EXERCISE AIM: Return the material exactly as supplied, apart from the pictures, which are omitted.

[Data excerpts]
---*---

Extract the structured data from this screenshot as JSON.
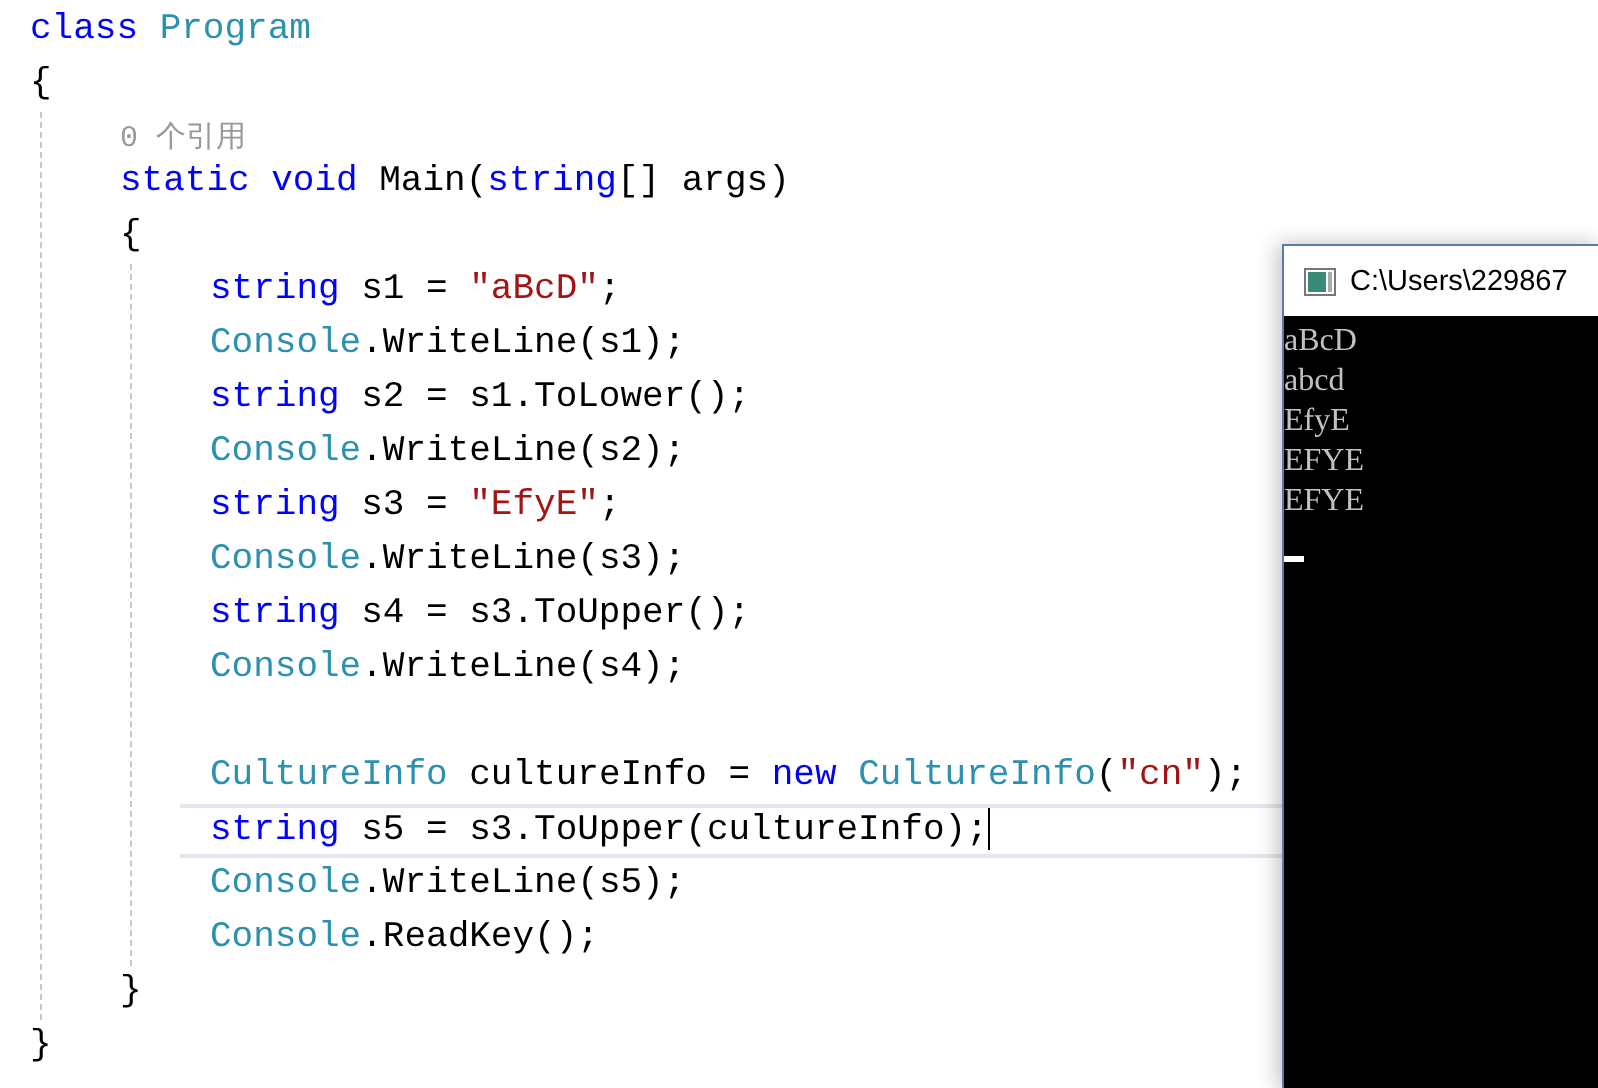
{
  "editor": {
    "lines": [
      {
        "kind": "code",
        "current": false,
        "tokens": [
          {
            "kind": "keyword",
            "text": "class "
          },
          {
            "kind": "type",
            "text": "Program"
          }
        ]
      },
      {
        "kind": "code",
        "current": false,
        "tokens": [
          {
            "kind": "plain",
            "text": "{"
          }
        ]
      },
      {
        "kind": "block",
        "children": [
          {
            "kind": "lens",
            "text": "0 个引用"
          },
          {
            "kind": "code",
            "current": false,
            "tokens": [
              {
                "kind": "keyword",
                "text": "static void"
              },
              {
                "kind": "plain",
                "text": " Main("
              },
              {
                "kind": "keyword",
                "text": "string"
              },
              {
                "kind": "plain",
                "text": "[] args)"
              }
            ]
          },
          {
            "kind": "code",
            "current": false,
            "tokens": [
              {
                "kind": "plain",
                "text": "{"
              }
            ]
          },
          {
            "kind": "block",
            "children": [
              {
                "kind": "code",
                "current": false,
                "tokens": [
                  {
                    "kind": "keyword",
                    "text": "string"
                  },
                  {
                    "kind": "plain",
                    "text": " s1 = "
                  },
                  {
                    "kind": "string",
                    "text": "\"aBcD\""
                  },
                  {
                    "kind": "plain",
                    "text": ";"
                  }
                ]
              },
              {
                "kind": "code",
                "current": false,
                "tokens": [
                  {
                    "kind": "type",
                    "text": "Console"
                  },
                  {
                    "kind": "plain",
                    "text": ".WriteLine(s1);"
                  }
                ]
              },
              {
                "kind": "code",
                "current": false,
                "tokens": [
                  {
                    "kind": "keyword",
                    "text": "string"
                  },
                  {
                    "kind": "plain",
                    "text": " s2 = s1.ToLower();"
                  }
                ]
              },
              {
                "kind": "code",
                "current": false,
                "tokens": [
                  {
                    "kind": "type",
                    "text": "Console"
                  },
                  {
                    "kind": "plain",
                    "text": ".WriteLine(s2);"
                  }
                ]
              },
              {
                "kind": "code",
                "current": false,
                "tokens": [
                  {
                    "kind": "keyword",
                    "text": "string"
                  },
                  {
                    "kind": "plain",
                    "text": " s3 = "
                  },
                  {
                    "kind": "string",
                    "text": "\"EfyE\""
                  },
                  {
                    "kind": "plain",
                    "text": ";"
                  }
                ]
              },
              {
                "kind": "code",
                "current": false,
                "tokens": [
                  {
                    "kind": "type",
                    "text": "Console"
                  },
                  {
                    "kind": "plain",
                    "text": ".WriteLine(s3);"
                  }
                ]
              },
              {
                "kind": "code",
                "current": false,
                "tokens": [
                  {
                    "kind": "keyword",
                    "text": "string"
                  },
                  {
                    "kind": "plain",
                    "text": " s4 = s3.ToUpper();"
                  }
                ]
              },
              {
                "kind": "code",
                "current": false,
                "tokens": [
                  {
                    "kind": "type",
                    "text": "Console"
                  },
                  {
                    "kind": "plain",
                    "text": ".WriteLine(s4);"
                  }
                ]
              },
              {
                "kind": "blank"
              },
              {
                "kind": "code",
                "current": false,
                "tokens": [
                  {
                    "kind": "type",
                    "text": "CultureInfo"
                  },
                  {
                    "kind": "plain",
                    "text": " cultureInfo = "
                  },
                  {
                    "kind": "keyword",
                    "text": "new "
                  },
                  {
                    "kind": "type",
                    "text": "CultureInfo"
                  },
                  {
                    "kind": "plain",
                    "text": "("
                  },
                  {
                    "kind": "string",
                    "text": "\"cn\""
                  },
                  {
                    "kind": "plain",
                    "text": ");"
                  }
                ]
              },
              {
                "kind": "code",
                "current": true,
                "tokens": [
                  {
                    "kind": "keyword",
                    "text": "string"
                  },
                  {
                    "kind": "plain",
                    "text": " s5 = s3.ToUpper(cultureInfo);"
                  }
                ]
              },
              {
                "kind": "code",
                "current": false,
                "tokens": [
                  {
                    "kind": "type",
                    "text": "Console"
                  },
                  {
                    "kind": "plain",
                    "text": ".WriteLine(s5);"
                  }
                ]
              },
              {
                "kind": "code",
                "current": false,
                "tokens": [
                  {
                    "kind": "type",
                    "text": "Console"
                  },
                  {
                    "kind": "plain",
                    "text": ".ReadKey();"
                  }
                ]
              }
            ]
          },
          {
            "kind": "code",
            "current": false,
            "tokens": [
              {
                "kind": "plain",
                "text": "}"
              }
            ]
          }
        ]
      },
      {
        "kind": "code",
        "current": false,
        "tokens": [
          {
            "kind": "plain",
            "text": "}"
          }
        ]
      }
    ]
  },
  "console": {
    "title": "C:\\Users\\229867",
    "output": [
      "aBcD",
      "abcd",
      "EfyE",
      "EFYE",
      "EFYE"
    ]
  }
}
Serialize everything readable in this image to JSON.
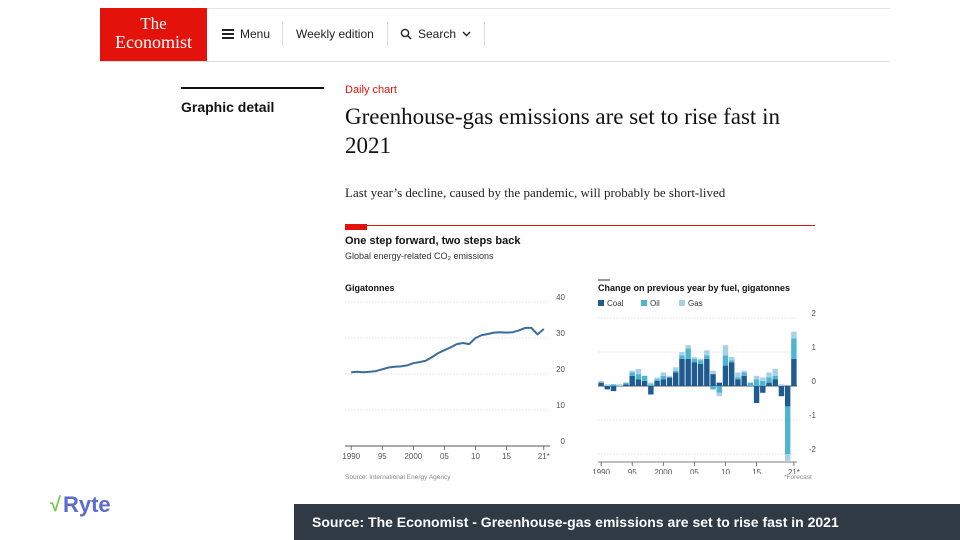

---*---

FINAL RESULT:
Extract the structured data from this screenshot as JSON.
{
  "editor": {
    "lines": [
      {
        "kind": "code",
        "current": false,
        "tokens": [
          {
            "kind": "keyword",
            "text": "class "
          },
          {
            "kind": "type",
            "text": "Program"
          }
        ]
      },
      {
        "kind": "code",
        "current": false,
        "tokens": [
          {
            "kind": "plain",
            "text": "{"
          }
        ]
      },
      {
        "kind": "block",
        "children": [
          {
            "kind": "lens",
            "text": "0 个引用"
          },
          {
            "kind": "code",
            "current": false,
            "tokens": [
              {
                "kind": "keyword",
                "text": "static void"
              },
              {
                "kind": "plain",
                "text": " Main("
              },
              {
                "kind": "keyword",
                "text": "string"
              },
              {
                "kind": "plain",
                "text": "[] args)"
              }
            ]
          },
          {
            "kind": "code",
            "current": false,
            "tokens": [
              {
                "kind": "plain",
                "text": "{"
              }
            ]
          },
          {
            "kind": "block",
            "children": [
              {
                "kind": "code",
                "current": false,
                "tokens": [
                  {
                    "kind": "keyword",
                    "text": "string"
                  },
                  {
                    "kind": "plain",
                    "text": " s1 = "
                  },
                  {
                    "kind": "string",
                    "text": "\"aBcD\""
                  },
                  {
                    "kind": "plain",
                    "text": ";"
                  }
                ]
              },
              {
                "kind": "code",
                "current": false,
                "tokens": [
                  {
                    "kind": "type",
                    "text": "Console"
                  },
                  {
                    "kind": "plain",
                    "text": ".WriteLine(s1);"
                  }
                ]
              },
              {
                "kind": "code",
                "current": false,
                "tokens": [
                  {
                    "kind": "keyword",
                    "text": "string"
                  },
                  {
                    "kind": "plain",
                    "text": " s2 = s1.ToLower();"
                  }
                ]
              },
              {
                "kind": "code",
                "current": false,
                "tokens": [
                  {
                    "kind": "type",
                    "text": "Console"
                  },
                  {
                    "kind": "plain",
                    "text": ".WriteLine(s2);"
                  }
                ]
              },
              {
                "kind": "code",
                "current": false,
                "tokens": [
                  {
                    "kind": "keyword",
                    "text": "string"
                  },
                  {
                    "kind": "plain",
                    "text": " s3 = "
                  },
                  {
                    "kind": "string",
                    "text": "\"EfyE\""
                  },
                  {
                    "kind": "plain",
                    "text": ";"
                  }
                ]
              },
              {
                "kind": "code",
                "current": false,
                "tokens": [
                  {
                    "kind": "type",
                    "text": "Console"
                  },
                  {
                    "kind": "plain",
                    "text": ".WriteLine(s3);"
                  }
                ]
              },
              {
                "kind": "code",
                "current": false,
                "tokens": [
                  {
                    "kind": "keyword",
                    "text": "string"
                  },
                  {
                    "kind": "plain",
                    "text": " s4 = s3.ToUpper();"
                  }
                ]
              },
              {
                "kind": "code",
                "current": false,
                "tokens": [
                  {
                    "kind": "type",
                    "text": "Console"
                  },
                  {
                    "kind": "plain",
                    "text": ".WriteLine(s4);"
                  }
                ]
              },
              {
                "kind": "blank"
              },
              {
                "kind": "code",
                "current": false,
                "tokens": [
                  {
                    "kind": "type",
                    "text": "CultureInfo"
                  },
                  {
                    "kind": "plain",
                    "text": " cultureInfo = "
                  },
                  {
                    "kind": "keyword",
                    "text": "new "
                  },
                  {
                    "kind": "type",
                    "text": "CultureInfo"
                  },
                  {
                    "kind": "plain",
                    "text": "("
                  },
                  {
                    "kind": "string",
                    "text": "\"cn\""
                  },
                  {
                    "kind": "plain",
                    "text": ");"
                  }
                ]
              },
              {
                "kind": "code",
                "current": true,
                "tokens": [
                  {
                    "kind": "keyword",
                    "text": "string"
                  },
                  {
                    "kind": "plain",
                    "text": " s5 = s3.ToUpper(cultureInfo);"
                  }
                ]
              },
              {
                "kind": "code",
                "current": false,
                "tokens": [
                  {
                    "kind": "type",
                    "text": "Console"
                  },
                  {
                    "kind": "plain",
                    "text": ".WriteLine(s5);"
                  }
                ]
              },
              {
                "kind": "code",
                "current": false,
                "tokens": [
                  {
                    "kind": "type",
                    "text": "Console"
                  },
                  {
                    "kind": "plain",
                    "text": ".ReadKey();"
                  }
                ]
              }
            ]
          },
          {
            "kind": "code",
            "current": false,
            "tokens": [
              {
                "kind": "plain",
                "text": "}"
              }
            ]
          }
        ]
      },
      {
        "kind": "code",
        "current": false,
        "tokens": [
          {
            "kind": "plain",
            "text": "}"
          }
        ]
      }
    ]
  },
  "console": {
    "title": "C:\\Users\\229867",
    "output": [
      "aBcD",
      "abcd",
      "EfyE",
      "EFYE",
      "EFYE"
    ]
  }
}
Serialize everything readable in this image to JSON.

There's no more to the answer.